Available data:
--- BEGIN ---
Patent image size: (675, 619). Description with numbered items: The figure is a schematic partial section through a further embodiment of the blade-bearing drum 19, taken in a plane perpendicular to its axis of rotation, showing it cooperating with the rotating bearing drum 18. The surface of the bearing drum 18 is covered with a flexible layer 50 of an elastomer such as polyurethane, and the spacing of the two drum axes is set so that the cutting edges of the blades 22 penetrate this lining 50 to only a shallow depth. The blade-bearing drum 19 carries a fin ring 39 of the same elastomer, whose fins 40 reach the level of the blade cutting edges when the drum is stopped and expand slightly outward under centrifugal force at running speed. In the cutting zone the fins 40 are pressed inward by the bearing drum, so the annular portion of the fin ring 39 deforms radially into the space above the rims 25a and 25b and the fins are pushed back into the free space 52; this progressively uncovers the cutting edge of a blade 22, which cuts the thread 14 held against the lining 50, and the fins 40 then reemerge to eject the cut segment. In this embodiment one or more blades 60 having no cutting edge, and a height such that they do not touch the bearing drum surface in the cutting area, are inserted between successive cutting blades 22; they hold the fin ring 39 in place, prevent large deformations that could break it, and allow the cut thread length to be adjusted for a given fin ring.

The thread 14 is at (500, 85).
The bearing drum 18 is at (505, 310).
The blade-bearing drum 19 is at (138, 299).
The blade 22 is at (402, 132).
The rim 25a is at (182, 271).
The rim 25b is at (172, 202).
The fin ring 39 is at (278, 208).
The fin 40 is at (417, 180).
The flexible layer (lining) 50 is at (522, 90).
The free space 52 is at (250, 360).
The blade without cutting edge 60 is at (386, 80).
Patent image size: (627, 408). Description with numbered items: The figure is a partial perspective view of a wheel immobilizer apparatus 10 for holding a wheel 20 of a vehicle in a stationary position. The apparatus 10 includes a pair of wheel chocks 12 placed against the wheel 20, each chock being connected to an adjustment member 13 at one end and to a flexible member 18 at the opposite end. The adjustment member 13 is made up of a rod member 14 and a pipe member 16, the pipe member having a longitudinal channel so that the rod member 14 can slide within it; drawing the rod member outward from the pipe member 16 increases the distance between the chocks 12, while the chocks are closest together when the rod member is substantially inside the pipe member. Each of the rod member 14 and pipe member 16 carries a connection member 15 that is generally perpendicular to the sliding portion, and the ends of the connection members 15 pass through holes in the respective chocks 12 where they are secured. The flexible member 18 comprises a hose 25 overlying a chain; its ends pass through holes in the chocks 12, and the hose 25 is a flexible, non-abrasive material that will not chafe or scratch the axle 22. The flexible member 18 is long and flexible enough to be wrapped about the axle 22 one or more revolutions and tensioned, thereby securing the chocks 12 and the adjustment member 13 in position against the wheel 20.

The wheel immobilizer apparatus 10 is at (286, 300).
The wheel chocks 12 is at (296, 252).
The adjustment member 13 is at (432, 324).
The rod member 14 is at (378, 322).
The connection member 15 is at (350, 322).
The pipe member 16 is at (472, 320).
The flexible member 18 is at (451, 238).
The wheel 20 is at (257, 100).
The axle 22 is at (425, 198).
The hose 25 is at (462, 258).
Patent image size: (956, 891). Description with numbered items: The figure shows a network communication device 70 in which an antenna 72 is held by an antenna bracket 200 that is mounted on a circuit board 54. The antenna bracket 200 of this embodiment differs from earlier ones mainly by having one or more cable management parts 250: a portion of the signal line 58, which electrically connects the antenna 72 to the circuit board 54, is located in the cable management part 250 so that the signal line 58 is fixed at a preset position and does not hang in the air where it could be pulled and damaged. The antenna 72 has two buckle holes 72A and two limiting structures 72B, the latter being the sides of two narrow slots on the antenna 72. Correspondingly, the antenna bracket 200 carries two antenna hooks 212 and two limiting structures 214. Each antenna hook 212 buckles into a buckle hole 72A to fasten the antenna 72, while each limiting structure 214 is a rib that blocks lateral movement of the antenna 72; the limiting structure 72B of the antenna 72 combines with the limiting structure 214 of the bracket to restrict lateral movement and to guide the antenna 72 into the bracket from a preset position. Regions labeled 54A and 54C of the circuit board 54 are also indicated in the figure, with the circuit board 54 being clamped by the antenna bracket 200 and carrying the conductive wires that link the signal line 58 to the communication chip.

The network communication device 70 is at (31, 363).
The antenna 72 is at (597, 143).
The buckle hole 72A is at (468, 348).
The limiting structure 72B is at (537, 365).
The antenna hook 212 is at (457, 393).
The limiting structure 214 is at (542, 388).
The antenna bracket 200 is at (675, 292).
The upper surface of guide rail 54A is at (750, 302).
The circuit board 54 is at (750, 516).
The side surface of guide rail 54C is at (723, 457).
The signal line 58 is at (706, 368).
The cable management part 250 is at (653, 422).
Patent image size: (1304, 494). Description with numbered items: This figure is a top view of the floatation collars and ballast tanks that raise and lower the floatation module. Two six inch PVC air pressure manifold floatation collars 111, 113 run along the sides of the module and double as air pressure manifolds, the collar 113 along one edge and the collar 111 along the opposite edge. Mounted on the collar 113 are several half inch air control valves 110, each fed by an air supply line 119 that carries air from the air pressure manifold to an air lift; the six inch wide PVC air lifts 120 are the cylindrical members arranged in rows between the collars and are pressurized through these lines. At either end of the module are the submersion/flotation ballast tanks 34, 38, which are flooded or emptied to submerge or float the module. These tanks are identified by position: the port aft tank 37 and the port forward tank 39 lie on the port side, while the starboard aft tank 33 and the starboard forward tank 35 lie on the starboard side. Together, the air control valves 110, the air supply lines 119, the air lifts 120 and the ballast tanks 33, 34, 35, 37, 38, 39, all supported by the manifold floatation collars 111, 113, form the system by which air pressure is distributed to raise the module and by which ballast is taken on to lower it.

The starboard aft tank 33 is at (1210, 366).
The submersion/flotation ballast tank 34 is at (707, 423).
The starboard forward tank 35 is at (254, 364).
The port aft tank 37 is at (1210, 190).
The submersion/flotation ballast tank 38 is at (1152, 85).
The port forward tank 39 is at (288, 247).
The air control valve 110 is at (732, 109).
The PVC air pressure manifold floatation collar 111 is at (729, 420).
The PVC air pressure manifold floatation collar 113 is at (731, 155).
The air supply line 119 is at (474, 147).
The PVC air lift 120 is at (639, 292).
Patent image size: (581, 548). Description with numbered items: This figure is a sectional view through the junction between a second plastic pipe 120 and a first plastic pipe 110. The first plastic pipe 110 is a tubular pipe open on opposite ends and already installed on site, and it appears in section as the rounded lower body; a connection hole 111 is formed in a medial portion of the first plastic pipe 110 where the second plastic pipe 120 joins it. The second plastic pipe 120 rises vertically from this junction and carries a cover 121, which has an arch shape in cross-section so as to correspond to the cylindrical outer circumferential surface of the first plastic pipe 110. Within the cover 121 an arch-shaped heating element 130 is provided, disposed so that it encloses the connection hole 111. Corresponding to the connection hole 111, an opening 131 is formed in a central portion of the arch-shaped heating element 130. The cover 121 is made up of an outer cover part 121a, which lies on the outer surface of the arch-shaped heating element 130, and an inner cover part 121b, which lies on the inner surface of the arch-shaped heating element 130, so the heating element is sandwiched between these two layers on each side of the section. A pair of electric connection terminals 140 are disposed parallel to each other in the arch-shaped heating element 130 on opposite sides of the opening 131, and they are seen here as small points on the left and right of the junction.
--- END ---
Convert every line of the entries above into one numbered list, leaving out the blank lines.

1. Patent image size: (675, 619). Description with numbered items: The figure is a schematic partial section through a further embodiment of the blade-bearing drum 19, taken in a plane perpendicular to its axis of rotation, showing it cooperating with the rotating bearing drum 18. The surface of the bearing drum 18 is covered with a flexible layer 50 of an elastomer such as polyurethane, and the spacing of the two drum axes is set so that the cutting edges of the blades 22 penetrate this lining 50 to only a shallow depth. The blade-bearing drum 19 carries a fin ring 39 of the same elastomer, whose fins 40 reach the level of the blade cutting edges when the drum is stopped and expand slightly outward under centrifugal force at running speed. In the cutting zone the fins 40 are pressed inward by the bearing drum, so the annular portion of the fin ring 39 deforms radially into the space above the rims 25a and 25b and the fins are pushed back into the free space 52; this progressively uncovers the cutting edge of a blade 22, which cuts the thread 14 held against the lining 50, and the fins 40 then reemerge to eject the cut segment. In this embodiment one or more blades 60 having no cutting edge, and a height such that they do not touch the bearing drum surface in the cutting area, are inserted between successive cutting blades 22; they hold the fin ring 39 in place, prevent large deformations that could break it, and allow the cut thread length to be adjusted for a given fin ring.
2. The thread 14 is at (500, 85).
3. The bearing drum 18 is at (505, 310).
4. The blade-bearing drum 19 is at (138, 299).
5. The blade 22 is at (402, 132).
6. The rim 25a is at (182, 271).
7. The rim 25b is at (172, 202).
8. The fin ring 39 is at (278, 208).
9. The fin 40 is at (417, 180).
10. The flexible layer (lining) 50 is at (522, 90).
11. The free space 52 is at (250, 360).
12. The blade without cutting edge 60 is at (386, 80).
13. Patent image size: (627, 408). Description with numbered items: The figure is a partial perspective view of a wheel immobilizer apparatus 10 for holding a wheel 20 of a vehicle in a stationary position. The apparatus 10 includes a pair of wheel chocks 12 placed against the wheel 20, each chock being connected to an adjustment member 13 at one end and to a flexible member 18 at the opposite end. The adjustment member 13 is made up of a rod member 14 and a pipe member 16, the pipe member having a longitudinal channel so that the rod member 14 can slide within it; drawing the rod member outward from the pipe member 16 increases the distance between the chocks 12, while the chocks are closest together when the rod member is substantially inside the pipe member. Each of the rod member 14 and pipe member 16 carries a connection member 15 that is generally perpendicular to the sliding portion, and the ends of the connection members 15 pass through holes in the respective chocks 12 where they are secured. The flexible member 18 comprises a hose 25 overlying a chain; its ends pass through holes in the chocks 12, and the hose 25 is a flexible, non-abrasive material that will not chafe or scratch the axle 22. The flexible member 18 is long and flexible enough to be wrapped about the axle 22 one or more revolutions and tensioned, thereby securing the chocks 12 and the adjustment member 13 in position against the wheel 20.
14. The wheel immobilizer apparatus 10 is at (286, 300).
15. The wheel chocks 12 is at (296, 252).
16. The adjustment member 13 is at (432, 324).
17. The rod member 14 is at (378, 322).
18. The connection member 15 is at (350, 322).
19. The pipe member 16 is at (472, 320).
20. The flexible member 18 is at (451, 238).
21. The wheel 20 is at (257, 100).
22. The axle 22 is at (425, 198).
23. The hose 25 is at (462, 258).
24. Patent image size: (956, 891). Description with numbered items: The figure shows a network communication device 70 in which an antenna 72 is held by an antenna bracket 200 that is mounted on a circuit board 54. The antenna bracket 200 of this embodiment differs from earlier ones mainly by having one or more cable management parts 250: a portion of the signal line 58, which electrically connects the antenna 72 to the circuit board 54, is located in the cable management part 250 so that the signal line 58 is fixed at a preset position and does not hang in the air where it could be pulled and damaged. The antenna 72 has two buckle holes 72A and two limiting structures 72B, the latter being the sides of two narrow slots on the antenna 72. Correspondingly, the antenna bracket 200 carries two antenna hooks 212 and two limiting structures 214. Each antenna hook 212 buckles into a buckle hole 72A to fasten the antenna 72, while each limiting structure 214 is a rib that blocks lateral movement of the antenna 72; the limiting structure 72B of the antenna 72 combines with the limiting structure 214 of the bracket to restrict lateral movement and to guide the antenna 72 into the bracket from a preset position. Regions labeled 54A and 54C of the circuit board 54 are also indicated in the figure, with the circuit board 54 being clamped by the antenna bracket 200 and carrying the conductive wires that link the signal line 58 to the communication chip.
25. The network communication device 70 is at (31, 363).
26. The antenna 72 is at (597, 143).
27. The buckle hole 72A is at (468, 348).
28. The limiting structure 72B is at (537, 365).
29. The antenna hook 212 is at (457, 393).
30. The limiting structure 214 is at (542, 388).
31. The antenna bracket 200 is at (675, 292).
32. The upper surface of guide rail 54A is at (750, 302).
33. The circuit board 54 is at (750, 516).
34. The side surface of guide rail 54C is at (723, 457).
35. The signal line 58 is at (706, 368).
36. The cable management part 250 is at (653, 422).
37. Patent image size: (1304, 494). Description with numbered items: This figure is a top view of the floatation collars and ballast tanks that raise and lower the floatation module. Two six inch PVC air pressure manifold floatation collars 111, 113 run along the sides of the module and double as air pressure manifolds, the collar 113 along one edge and the collar 111 along the opposite edge. Mounted on the collar 113 are several half inch air control valves 110, each fed by an air supply line 119 that carries air from the air pressure manifold to an air lift; the six inch wide PVC air lifts 120 are the cylindrical members arranged in rows between the collars and are pressurized through these lines. At either end of the module are the submersion/flotation ballast tanks 34, 38, which are flooded or emptied to submerge or float the module. These tanks are identified by position: the port aft tank 37 and the port forward tank 39 lie on the port side, while the starboard aft tank 33 and the starboard forward tank 35 lie on the starboard side. Together, the air control valves 110, the air supply lines 119, the air lifts 120 and the ballast tanks 33, 34, 35, 37, 38, 39, all supported by the manifold floatation collars 111, 113, form the system by which air pressure is distributed to raise the module and by which ballast is taken on to lower it.
38. The starboard aft tank 33 is at (1210, 366).
39. The submersion/flotation ballast tank 34 is at (707, 423).
40. The starboard forward tank 35 is at (254, 364).
41. The port aft tank 37 is at (1210, 190).
42. The submersion/flotation ballast tank 38 is at (1152, 85).
43. The port forward tank 39 is at (288, 247).
44. The air control valve 110 is at (732, 109).
45. The PVC air pressure manifold floatation collar 111 is at (729, 420).
46. The PVC air pressure manifold floatation collar 113 is at (731, 155).
47. The air supply line 119 is at (474, 147).
48. The PVC air lift 120 is at (639, 292).
49. Patent image size: (581, 548). Description with numbered items: This figure is a sectional view through the junction between a second plastic pipe 120 and a first plastic pipe 110. The first plastic pipe 110 is a tubular pipe open on opposite ends and already installed on site, and it appears in section as the rounded lower body; a connection hole 111 is formed in a medial portion of the first plastic pipe 110 where the second plastic pipe 120 joins it. The second plastic pipe 120 rises vertically from this junction and carries a cover 121, which has an arch shape in cross-section so as to correspond to the cylindrical outer circumferential surface of the first plastic pipe 110. Within the cover 121 an arch-shaped heating element 130 is provided, disposed so that it encloses the connection hole 111. Corresponding to the connection hole 111, an opening 131 is formed in a central portion of the arch-shaped heating element 130. The cover 121 is made up of an outer cover part 121a, which lies on the outer surface of the arch-shaped heating element 130, and an inner cover part 121b, which lies on the inner surface of the arch-shaped heating element 130, so the heating element is sandwiched between these two layers on each side of the section. A pair of electric connection terminals 140 are disposed parallel to each other in the arch-shaped heating element 130 on opposite sides of the opening 131, and they are seen here as small points on the left and right of the junction.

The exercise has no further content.